Given instruction -
What is the number of lines in the data that hold the string "Salud"? Reply with that number only.
BEGIN Dataset extract
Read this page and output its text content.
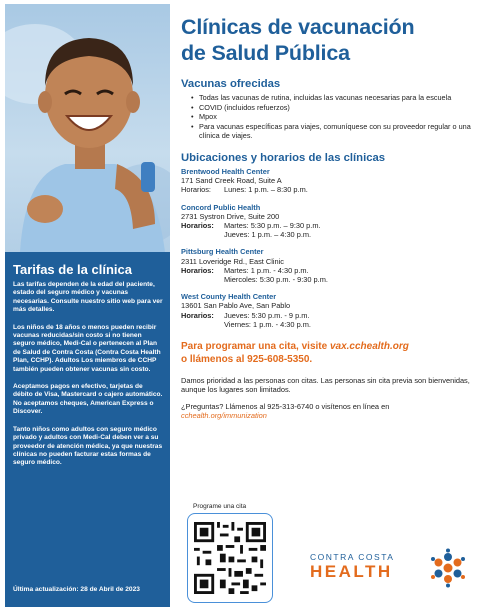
Tarifas de la clínica

Las tarifas dependen de la edad del paciente, estado del seguro médico y vacunas necesarias. Consulte nuestro sitio web para ver más detalles.

Los niños de 18 años o menos pueden recibir vacunas reducidas/sin costo si no tienen seguro médico, Medi-Cal o pertenecen al Plan de Salud de Contra Costa (Contra Costa Health Plan, CCHP). Adultos Los miembros de CCHP también pueden obtener vacunas sin costo.

Aceptamos pagos en efectivo, tarjetas de débito de Visa, Mastercard o cajero automático. No aceptamos cheques, American Express o Discover.

Tanto niños como adultos con seguro médico privado y adultos con Medi-Cal deben ver a su proveedor de atención médica, ya que nuestras clínicas no pueden facturar estas formas de seguro médico.

Última actualización: 28 de Abril de 2023
Clínicas de vacunación
de Salud Pública
Vacunas ofrecidas
• Todas las vacunas de rutina, incluidas las vacunas necesarias para la escuela
• COVID (incluidos refuerzos)
• Mpox
• Para vacunas específicas para viajes, comuníquese con su proveedor regular o una clínica de viajes.
Ubicaciones y horarios de las clínicas
Brentwood Health Center
171 Sand Creek Road, Suite A
Horarios:	Lunes: 1 p.m. – 8:30 p.m.
Concord Public Health
2731 Systron Drive, Suite 200
Horarios:	Martes: 5:30 p.m. – 9:30 p.m.
Jueves: 1 p.m. – 4:30 p.m.
Pittsburg Health Center
2311 Loveridge Rd., East Clinic
Horarios:	Martes: 1 p.m. - 4:30 p.m.
Miercoles: 5:30 p.m. - 9:30 p.m.
West County Health Center
13601 San Pablo Ave, San Pablo
Horarios:	Jueves: 5:30 p.m. - 9 p.m.
Viernes: 1 p.m. - 4:30 p.m.
Para programar una cita, visite vax.cchealth.org
o llámenos al 925-608-5350.
Damos prioridad a las personas con citas. Las personas sin cita previa son bienvenidas, aunque los lugares son limitados.
¿Preguntas? Llámenos al 925-313-6740 o visítenos en línea en cchealth.org/immunization
Programe una cita
CONTRA COSTA
HEALTH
END Dataset extract
Answer below -
2